- _What to produce_:
All of the data should be output character for character, except the pictures.

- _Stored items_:
──────────
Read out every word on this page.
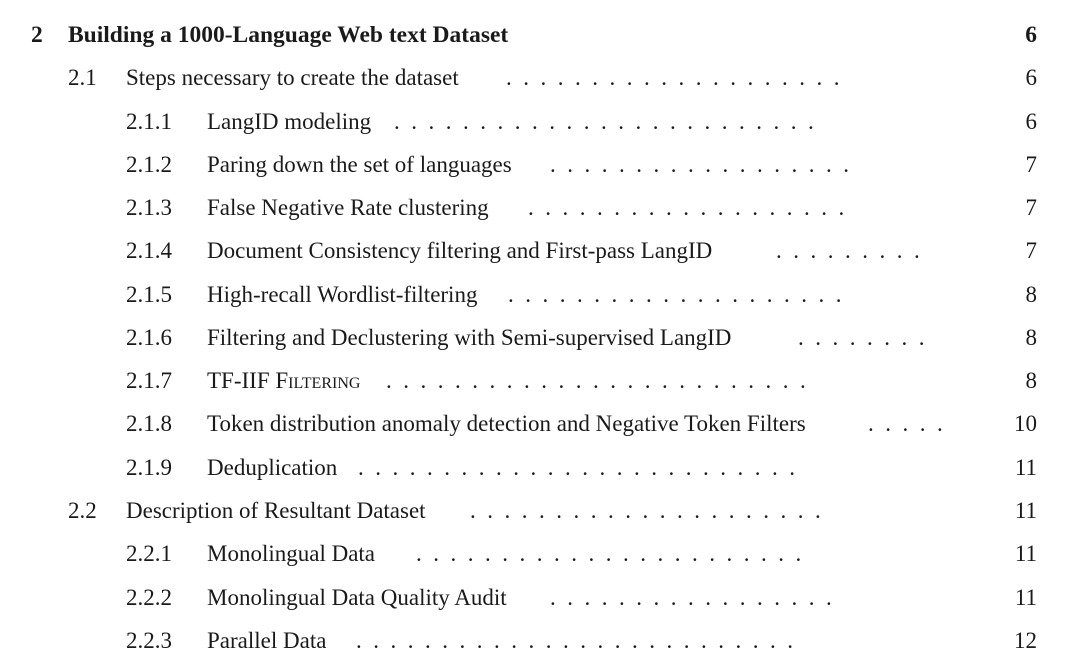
2 Building a 1000-Language Web text Dataset	6
2.1 Steps necessary to create the dataset .  .  .  .  .  .  .  .  .  .  .  .  .  .  .  .  .  .  .  .	6
2.1.1 LangID modeling .  .  .  .  .  .  .  .  .  .  .  .  .  .  .  .  .  .  .  .  .  .  .  .  .	6
2.1.2 Paring down the set of languages .  .  .  .  .  .  .  .  .  .  .  .  .  .  .  .  .  .	7
2.1.3 False Negative Rate clustering .  .  .  .  .  .  .  .  .  .  .  .  .  .  .  .  .  .  .	7
2.1.4 Document Consistency filtering and First-pass LangID	.  .  .  .  .  .  .  .  .	7
2.1.5 High-recall Wordlist-filtering .  .  .  .  .  .  .  .  .  .  .  .  .  .  .  .  .  .  .  .	8
2.1.6 Filtering and Declustering with Semi-supervised LangID	.  .  .  .  .  .  .  .	8
2.1.7 TF-IIF Filtering .  .  .  .  .  .  .  .  .  .  .  .  .  .  .  .  .  .  .  .  .  .  .  .  .	8
2.1.8 Token distribution anomaly detection and Negative Token Filters	.  .  .  .  .	10
2.1.9 Deduplication .  .  .  .  .  .  .  .  .  .  .  .  .  .  .  .  .  .  .  .  .  .  .  .  .  .	11
2.2 Description of Resultant Dataset .  .  .  .  .  .  .  .  .  .  .  .  .  .  .  .  .  .  .  .  .	11
2.2.1 Monolingual Data .  .  .  .  .  .  .  .  .  .  .  .  .  .  .  .  .  .  .  .  .  .  .	11
2.2.2 Monolingual Data Quality Audit .  .  .  .  .  .  .  .  .  .  .  .  .  .  .  .  .	11
2.2.3 Parallel Data .  .  .  .  .  .  .  .  .  .  .  .  .  .  .  .  .  .  .  .  .  .  .  .  .  .	12
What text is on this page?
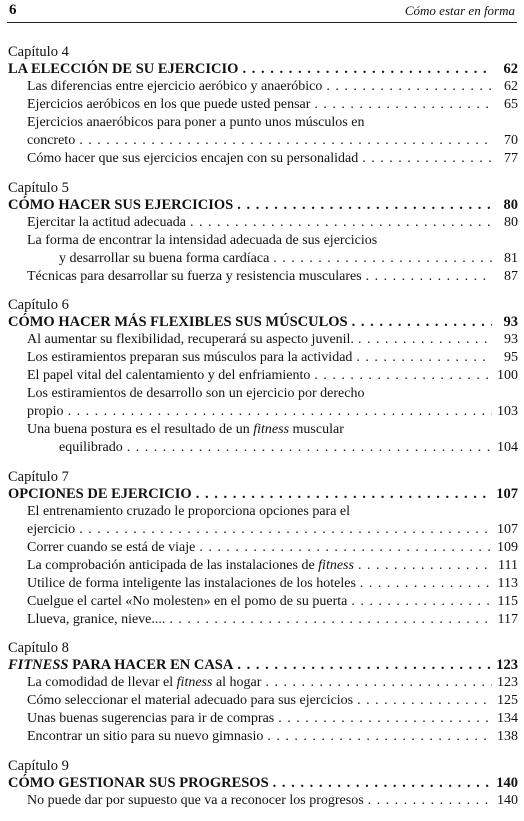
6	Cómo estar en forma
Capítulo 4
LA ELECCIÓN DE SU EJERCICIO . . .	62
Las diferencias entre ejercicio aeróbico y anaeróbico . . .	62
Ejercicios aeróbicos en los que puede usted pensar . . .	65
Ejercicios anaeróbicos para poner a punto unos músculos en
concreto . . .	70
Cómo hacer que sus ejercicios encajen con su personalidad . . .	77
Capítulo 5
CÓMO HACER SUS EJERCICIOS . . .	80
Ejercitar la actitud adecuada . . .	80
La forma de encontrar la intensidad adecuada de sus ejercicios
y desarrollar su buena forma cardíaca . . .	81
Técnicas para desarrollar su fuerza y resistencia musculares . . .	87
Capítulo 6
CÓMO HACER MÁS FLEXIBLES SUS MÚSCULOS . . .	93
Al aumentar su flexibilidad, recuperará su aspecto juvenil. . . .	93
Los estiramientos preparan sus músculos para la actividad . . .	95
El papel vital del calentamiento y del enfriamiento . . .	100
Los estiramientos de desarrollo son un ejercicio por derecho
propio . . .	103
Una buena postura es el resultado de un fitness muscular
equilibrado . . .	104
Capítulo 7
OPCIONES DE EJERCICIO . . .	107
El entrenamiento cruzado le proporciona opciones para el
ejercicio . . .	107
Correr cuando se está de viaje . . .	109
La comprobación anticipada de las instalaciones de fitness . . .	111
Utilice de forma inteligente las instalaciones de los hoteles . . .	113
Cuelgue el cartel «No molesten» en el pomo de su puerta . . .	115
Llueva, granice, nieve.... . . .	117
Capítulo 8
FITNESS PARA HACER EN CASA . . .	123
La comodidad de llevar el fitness al hogar . . .	123
Cómo seleccionar el material adecuado para sus ejercicios . . .	125
Unas buenas sugerencias para ir de compras . . .	134
Encontrar un sitio para su nuevo gimnasio . . .	138
Capítulo 9
CÓMO GESTIONAR SUS PROGRESOS . . .	140
No puede dar por supuesto que va a reconocer los progresos . . .	140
──────────
- _Problem solution_:
Read out every word on this page.
2 Building a 1000-Language Web text Dataset	6
2.1 Steps necessary to create the dataset .  .  .  .  .  .  .  .  .  .  .  .  .  .  .  .  .  .  .  .	6
2.1.1 LangID modeling .  .  .  .  .  .  .  .  .  .  .  .  .  .  .  .  .  .  .  .  .  .  .  .  .	6
2.1.2 Paring down the set of languages .  .  .  .  .  .  .  .  .  .  .  .  .  .  .  .  .  .	7
2.1.3 False Negative Rate clustering .  .  .  .  .  .  .  .  .  .  .  .  .  .  .  .  .  .  .	7
2.1.4 Document Consistency filtering and First-pass LangID	.  .  .  .  .  .  .  .  .	7
2.1.5 High-recall Wordlist-filtering .  .  .  .  .  .  .  .  .  .  .  .  .  .  .  .  .  .  .  .	8
2.1.6 Filtering and Declustering with Semi-supervised LangID	.  .  .  .  .  .  .  .	8
2.1.7 TF-IIF Filtering .  .  .  .  .  .  .  .  .  .  .  .  .  .  .  .  .  .  .  .  .  .  .  .  .	8
2.1.8 Token distribution anomaly detection and Negative Token Filters	.  .  .  .  .	10
2.1.9 Deduplication .  .  .  .  .  .  .  .  .  .  .  .  .  .  .  .  .  .  .  .  .  .  .  .  .  .	11
2.2 Description of Resultant Dataset .  .  .  .  .  .  .  .  .  .  .  .  .  .  .  .  .  .  .  .  .	11
2.2.1 Monolingual Data .  .  .  .  .  .  .  .  .  .  .  .  .  .  .  .  .  .  .  .  .  .  .	11
2.2.2 Monolingual Data Quality Audit .  .  .  .  .  .  .  .  .  .  .  .  .  .  .  .  .	11
2.2.3 Parallel Data .  .  .  .  .  .  .  .  .  .  .  .  .  .  .  .  .  .  .  .  .  .  .  .  .  .	12
What text is on this page?
6	Cómo estar en forma
Capítulo 4
LA ELECCIÓN DE SU EJERCICIO . . .	62
Las diferencias entre ejercicio aeróbico y anaeróbico . . .	62
Ejercicios aeróbicos en los que puede usted pensar . . .	65
Ejercicios anaeróbicos para poner a punto unos músculos en
concreto . . .	70
Cómo hacer que sus ejercicios encajen con su personalidad . . .	77
Capítulo 5
CÓMO HACER SUS EJERCICIOS . . .	80
Ejercitar la actitud adecuada . . .	80
La forma de encontrar la intensidad adecuada de sus ejercicios
y desarrollar su buena forma cardíaca . . .	81
Técnicas para desarrollar su fuerza y resistencia musculares . . .	87
Capítulo 6
CÓMO HACER MÁS FLEXIBLES SUS MÚSCULOS . . .	93
Al aumentar su flexibilidad, recuperará su aspecto juvenil. . . .	93
Los estiramientos preparan sus músculos para la actividad . . .	95
El papel vital del calentamiento y del enfriamiento . . .	100
Los estiramientos de desarrollo son un ejercicio por derecho
propio . . .	103
Una buena postura es el resultado de un fitness muscular
equilibrado . . .	104
Capítulo 7
OPCIONES DE EJERCICIO . . .	107
El entrenamiento cruzado le proporciona opciones para el
ejercicio . . .	107
Correr cuando se está de viaje . . .	109
La comprobación anticipada de las instalaciones de fitness . . .	111
Utilice de forma inteligente las instalaciones de los hoteles . . .	113
Cuelgue el cartel «No molesten» en el pomo de su puerta . . .	115
Llueva, granice, nieve.... . . .	117
Capítulo 8
FITNESS PARA HACER EN CASA . . .	123
La comodidad de llevar el fitness al hogar . . .	123
Cómo seleccionar el material adecuado para sus ejercicios . . .	125
Unas buenas sugerencias para ir de compras . . .	134
Encontrar un sitio para su nuevo gimnasio . . .	138
Capítulo 9
CÓMO GESTIONAR SUS PROGRESOS . . .	140
No puede dar por supuesto que va a reconocer los progresos . . .	140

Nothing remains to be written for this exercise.